Challenge:
Transcribe the entries exactly; images are not part of the copy.

- - - -

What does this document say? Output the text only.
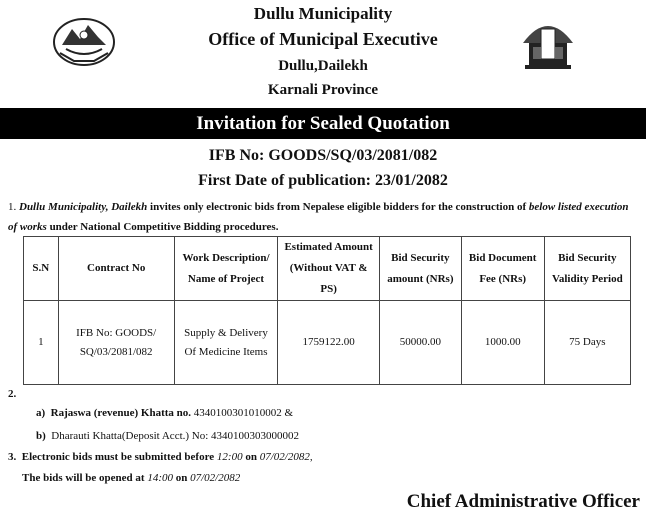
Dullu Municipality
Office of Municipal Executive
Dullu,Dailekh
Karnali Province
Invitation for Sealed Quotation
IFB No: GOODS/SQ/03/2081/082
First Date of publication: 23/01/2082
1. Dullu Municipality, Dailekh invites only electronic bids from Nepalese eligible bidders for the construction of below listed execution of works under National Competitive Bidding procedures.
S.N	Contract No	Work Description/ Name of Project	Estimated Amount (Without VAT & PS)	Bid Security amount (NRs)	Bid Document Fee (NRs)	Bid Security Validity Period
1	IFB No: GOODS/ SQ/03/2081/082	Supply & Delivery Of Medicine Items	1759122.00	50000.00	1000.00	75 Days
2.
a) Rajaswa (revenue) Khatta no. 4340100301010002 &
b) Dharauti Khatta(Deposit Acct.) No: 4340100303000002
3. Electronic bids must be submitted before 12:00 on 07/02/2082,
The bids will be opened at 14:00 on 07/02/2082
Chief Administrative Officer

- - - -

The reply:
What does this document say? Output the text only.
Dullu Municipality
Office of Municipal Executive
Dullu,Dailekh
Karnali Province
Invitation for Sealed Quotation
IFB No: GOODS/SQ/03/2081/082
First Date of publication: 23/01/2082
1. Dullu Municipality, Dailekh invites only electronic bids from Nepalese eligible bidders for the construction of below listed execution of works under National Competitive Bidding procedures.
S.N	Contract No	Work Description/ Name of Project	Estimated Amount (Without VAT & PS)	Bid Security amount (NRs)	Bid Document Fee (NRs)	Bid Security Validity Period
1	IFB No: GOODS/ SQ/03/2081/082	Supply & Delivery Of Medicine Items	1759122.00	50000.00	1000.00	75 Days
2.
a) Rajaswa (revenue) Khatta no. 4340100301010002 &
b) Dharauti Khatta(Deposit Acct.) No: 4340100303000002
3. Electronic bids must be submitted before 12:00 on 07/02/2082,
The bids will be opened at 14:00 on 07/02/2082
Chief Administrative Officer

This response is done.